╔══

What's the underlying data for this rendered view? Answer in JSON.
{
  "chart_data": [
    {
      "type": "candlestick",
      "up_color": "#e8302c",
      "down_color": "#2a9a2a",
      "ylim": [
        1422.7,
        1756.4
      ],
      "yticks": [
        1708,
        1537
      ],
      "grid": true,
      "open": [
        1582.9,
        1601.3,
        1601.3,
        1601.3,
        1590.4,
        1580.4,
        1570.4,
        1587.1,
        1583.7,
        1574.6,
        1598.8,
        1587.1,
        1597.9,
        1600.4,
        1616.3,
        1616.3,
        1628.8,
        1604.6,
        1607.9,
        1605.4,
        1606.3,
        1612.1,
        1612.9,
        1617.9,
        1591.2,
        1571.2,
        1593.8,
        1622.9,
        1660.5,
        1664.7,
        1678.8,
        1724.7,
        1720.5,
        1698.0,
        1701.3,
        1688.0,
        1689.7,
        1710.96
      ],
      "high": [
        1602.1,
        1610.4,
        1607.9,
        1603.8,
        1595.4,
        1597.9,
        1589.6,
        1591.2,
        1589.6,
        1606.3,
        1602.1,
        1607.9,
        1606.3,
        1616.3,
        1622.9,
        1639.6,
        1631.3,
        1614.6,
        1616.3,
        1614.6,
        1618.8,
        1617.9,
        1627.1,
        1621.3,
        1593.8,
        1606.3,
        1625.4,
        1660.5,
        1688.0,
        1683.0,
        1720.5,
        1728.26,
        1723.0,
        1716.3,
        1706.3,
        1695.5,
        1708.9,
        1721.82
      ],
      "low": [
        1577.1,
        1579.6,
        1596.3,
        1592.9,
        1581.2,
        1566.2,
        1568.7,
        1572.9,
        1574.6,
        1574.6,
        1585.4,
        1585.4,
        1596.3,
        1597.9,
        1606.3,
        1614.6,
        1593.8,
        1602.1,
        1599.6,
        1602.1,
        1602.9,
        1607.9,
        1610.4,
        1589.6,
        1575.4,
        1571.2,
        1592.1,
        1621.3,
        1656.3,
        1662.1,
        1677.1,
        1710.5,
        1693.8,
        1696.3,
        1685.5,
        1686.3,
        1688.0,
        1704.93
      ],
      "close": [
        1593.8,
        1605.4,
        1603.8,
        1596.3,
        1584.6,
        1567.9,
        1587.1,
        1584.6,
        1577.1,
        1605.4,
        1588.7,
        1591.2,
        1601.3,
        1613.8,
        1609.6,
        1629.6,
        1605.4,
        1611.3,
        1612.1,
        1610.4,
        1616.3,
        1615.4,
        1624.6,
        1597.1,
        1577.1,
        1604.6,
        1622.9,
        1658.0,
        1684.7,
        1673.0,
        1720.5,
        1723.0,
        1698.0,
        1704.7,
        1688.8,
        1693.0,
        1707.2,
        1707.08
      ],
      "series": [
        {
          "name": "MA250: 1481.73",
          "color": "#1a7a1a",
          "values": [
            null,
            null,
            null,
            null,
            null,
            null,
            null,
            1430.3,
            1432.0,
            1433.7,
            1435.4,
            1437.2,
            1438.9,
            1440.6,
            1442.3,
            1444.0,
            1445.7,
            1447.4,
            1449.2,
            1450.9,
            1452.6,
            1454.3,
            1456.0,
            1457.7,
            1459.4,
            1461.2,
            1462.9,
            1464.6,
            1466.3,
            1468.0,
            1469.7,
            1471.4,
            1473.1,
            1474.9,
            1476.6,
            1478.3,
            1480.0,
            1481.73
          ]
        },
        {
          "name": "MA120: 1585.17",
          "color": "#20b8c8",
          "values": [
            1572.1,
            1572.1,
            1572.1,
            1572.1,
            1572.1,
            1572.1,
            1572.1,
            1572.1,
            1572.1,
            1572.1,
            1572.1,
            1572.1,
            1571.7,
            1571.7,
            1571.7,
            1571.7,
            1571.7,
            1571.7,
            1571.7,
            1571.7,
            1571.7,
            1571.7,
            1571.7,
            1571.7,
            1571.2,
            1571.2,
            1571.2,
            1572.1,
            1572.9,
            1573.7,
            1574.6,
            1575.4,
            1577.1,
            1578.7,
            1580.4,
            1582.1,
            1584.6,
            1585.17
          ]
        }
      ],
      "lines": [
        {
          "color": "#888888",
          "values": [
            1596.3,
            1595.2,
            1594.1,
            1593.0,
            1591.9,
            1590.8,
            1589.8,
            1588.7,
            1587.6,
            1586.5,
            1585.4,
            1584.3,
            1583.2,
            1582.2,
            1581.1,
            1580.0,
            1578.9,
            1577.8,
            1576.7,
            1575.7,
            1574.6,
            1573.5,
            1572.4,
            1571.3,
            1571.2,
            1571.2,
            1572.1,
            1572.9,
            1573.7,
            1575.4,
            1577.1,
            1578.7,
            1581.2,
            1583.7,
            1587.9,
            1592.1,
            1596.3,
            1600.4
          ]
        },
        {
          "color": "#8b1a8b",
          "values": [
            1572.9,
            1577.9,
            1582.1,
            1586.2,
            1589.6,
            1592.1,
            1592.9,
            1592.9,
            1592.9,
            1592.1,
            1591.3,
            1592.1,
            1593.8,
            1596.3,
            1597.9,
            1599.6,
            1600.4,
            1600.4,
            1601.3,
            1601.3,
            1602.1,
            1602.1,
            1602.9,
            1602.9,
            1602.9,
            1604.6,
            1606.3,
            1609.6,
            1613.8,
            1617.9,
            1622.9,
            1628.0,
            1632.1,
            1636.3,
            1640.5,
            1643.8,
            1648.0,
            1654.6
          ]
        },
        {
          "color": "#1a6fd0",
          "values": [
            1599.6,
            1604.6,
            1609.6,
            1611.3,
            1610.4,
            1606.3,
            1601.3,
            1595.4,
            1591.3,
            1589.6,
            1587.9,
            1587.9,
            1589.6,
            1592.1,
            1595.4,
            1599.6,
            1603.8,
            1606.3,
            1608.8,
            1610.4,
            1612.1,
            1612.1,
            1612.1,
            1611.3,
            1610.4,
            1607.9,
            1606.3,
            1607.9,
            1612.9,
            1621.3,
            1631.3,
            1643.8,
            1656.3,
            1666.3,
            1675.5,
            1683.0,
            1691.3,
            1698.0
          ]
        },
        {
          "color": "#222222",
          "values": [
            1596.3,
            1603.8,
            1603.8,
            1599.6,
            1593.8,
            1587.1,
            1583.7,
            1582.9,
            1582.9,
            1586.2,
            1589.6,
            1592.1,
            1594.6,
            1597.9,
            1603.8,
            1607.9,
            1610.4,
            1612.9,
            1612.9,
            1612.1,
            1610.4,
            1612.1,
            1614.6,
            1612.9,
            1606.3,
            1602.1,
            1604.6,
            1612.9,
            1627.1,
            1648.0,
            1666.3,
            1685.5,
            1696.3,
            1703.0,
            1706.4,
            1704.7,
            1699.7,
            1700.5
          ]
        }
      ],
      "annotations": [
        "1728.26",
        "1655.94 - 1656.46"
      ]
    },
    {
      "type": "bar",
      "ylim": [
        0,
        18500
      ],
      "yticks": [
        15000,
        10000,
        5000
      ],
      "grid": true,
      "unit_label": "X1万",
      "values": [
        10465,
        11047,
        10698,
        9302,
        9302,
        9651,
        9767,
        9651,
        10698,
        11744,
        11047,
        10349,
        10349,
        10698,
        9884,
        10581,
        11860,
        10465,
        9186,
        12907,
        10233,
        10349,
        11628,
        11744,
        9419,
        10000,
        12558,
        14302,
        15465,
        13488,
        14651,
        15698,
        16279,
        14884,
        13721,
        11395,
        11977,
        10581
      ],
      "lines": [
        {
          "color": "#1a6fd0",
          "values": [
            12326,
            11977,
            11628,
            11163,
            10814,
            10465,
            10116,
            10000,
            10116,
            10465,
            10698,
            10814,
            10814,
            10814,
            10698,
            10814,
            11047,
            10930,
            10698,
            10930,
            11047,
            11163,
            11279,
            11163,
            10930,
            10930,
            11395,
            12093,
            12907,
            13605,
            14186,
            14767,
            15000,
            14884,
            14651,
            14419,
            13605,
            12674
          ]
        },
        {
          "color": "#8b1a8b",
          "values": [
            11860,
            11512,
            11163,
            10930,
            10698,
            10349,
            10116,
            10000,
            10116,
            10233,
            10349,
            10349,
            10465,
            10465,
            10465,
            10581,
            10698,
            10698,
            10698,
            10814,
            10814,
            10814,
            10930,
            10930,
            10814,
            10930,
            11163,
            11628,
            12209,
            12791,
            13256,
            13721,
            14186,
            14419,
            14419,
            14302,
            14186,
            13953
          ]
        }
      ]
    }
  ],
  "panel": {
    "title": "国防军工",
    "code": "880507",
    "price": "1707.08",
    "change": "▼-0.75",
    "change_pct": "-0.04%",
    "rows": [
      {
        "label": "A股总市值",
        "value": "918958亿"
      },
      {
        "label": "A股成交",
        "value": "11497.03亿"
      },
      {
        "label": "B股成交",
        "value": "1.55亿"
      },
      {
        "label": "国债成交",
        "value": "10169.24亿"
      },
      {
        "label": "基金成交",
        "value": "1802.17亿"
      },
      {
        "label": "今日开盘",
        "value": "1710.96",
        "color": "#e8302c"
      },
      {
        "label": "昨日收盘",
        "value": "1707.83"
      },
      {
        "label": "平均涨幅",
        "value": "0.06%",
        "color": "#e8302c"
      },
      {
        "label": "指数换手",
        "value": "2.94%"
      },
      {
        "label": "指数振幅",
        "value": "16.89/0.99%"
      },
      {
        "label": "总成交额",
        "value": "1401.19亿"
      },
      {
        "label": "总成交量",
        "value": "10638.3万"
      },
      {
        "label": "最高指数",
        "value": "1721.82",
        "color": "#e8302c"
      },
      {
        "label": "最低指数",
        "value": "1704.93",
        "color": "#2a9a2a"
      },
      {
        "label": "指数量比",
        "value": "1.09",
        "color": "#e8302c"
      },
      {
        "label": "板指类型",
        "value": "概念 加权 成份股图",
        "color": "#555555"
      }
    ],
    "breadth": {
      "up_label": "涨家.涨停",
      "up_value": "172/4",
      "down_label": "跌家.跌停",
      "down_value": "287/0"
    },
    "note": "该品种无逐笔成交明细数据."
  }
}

╚══

▸ **GIVEN EXERCISE**:
Copy each line from the data above that includes "name".

▸ **OUTPUT FOR THIS EXERCISE**:
          "name": "MA250: 1481.73",
          "name": "MA120: 1585.17",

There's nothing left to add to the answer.